Task details —
Leave out the pictures and return every entry exactly as it appears.

The input —
━━━━━━━━━━━━━━━━━━━━
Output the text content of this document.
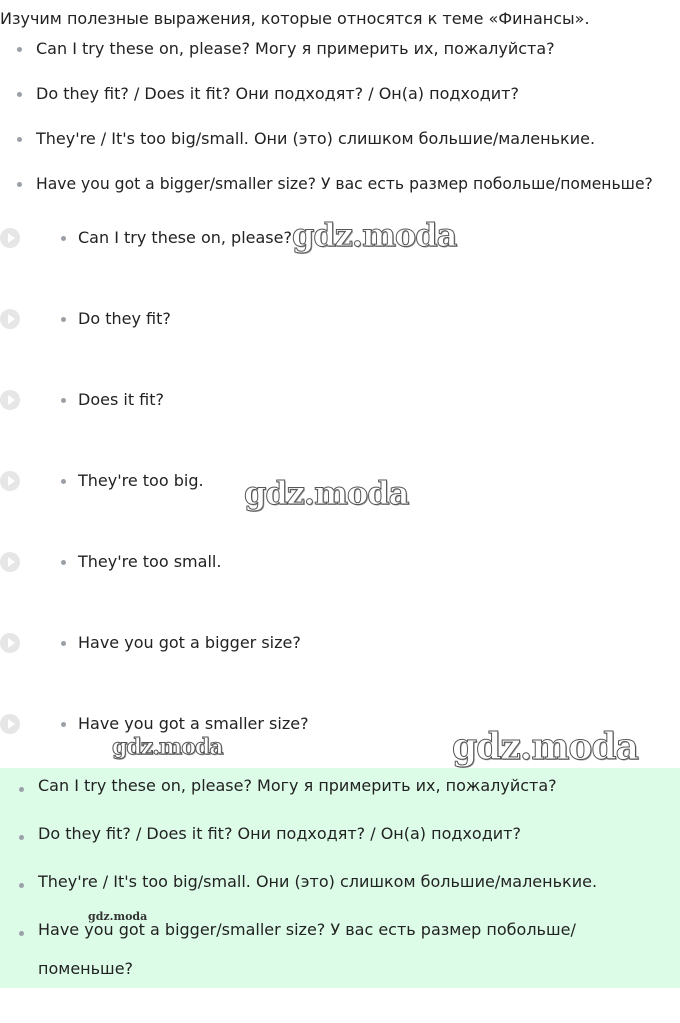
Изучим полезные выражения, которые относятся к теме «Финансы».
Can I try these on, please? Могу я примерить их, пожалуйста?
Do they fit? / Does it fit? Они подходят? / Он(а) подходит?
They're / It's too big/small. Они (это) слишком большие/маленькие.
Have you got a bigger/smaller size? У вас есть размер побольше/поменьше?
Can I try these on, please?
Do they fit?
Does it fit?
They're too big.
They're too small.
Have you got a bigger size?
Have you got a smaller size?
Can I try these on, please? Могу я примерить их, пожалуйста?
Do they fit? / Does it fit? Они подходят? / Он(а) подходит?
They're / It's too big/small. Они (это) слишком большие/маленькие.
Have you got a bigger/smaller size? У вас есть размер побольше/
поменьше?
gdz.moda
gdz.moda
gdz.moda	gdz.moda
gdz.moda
━━━━━━━━━━━━━━━━━━━━
Written reply —
Output the text content of this document.
Изучим полезные выражения, которые относятся к теме «Финансы».
Can I try these on, please? Могу я примерить их, пожалуйста?
Do they fit? / Does it fit? Они подходят? / Он(а) подходит?
They're / It's too big/small. Они (это) слишком большие/маленькие.
Have you got a bigger/smaller size? У вас есть размер побольше/поменьше?
Can I try these on, please?
Do they fit?
Does it fit?
They're too big.
They're too small.
Have you got a bigger size?
Have you got a smaller size?
Can I try these on, please? Могу я примерить их, пожалуйста?
Do they fit? / Does it fit? Они подходят? / Он(а) подходит?
They're / It's too big/small. Они (это) слишком большие/маленькие.
Have you got a bigger/smaller size? У вас есть размер побольше/
поменьше?
gdz.moda
gdz.moda
gdz.moda	gdz.moda
gdz.moda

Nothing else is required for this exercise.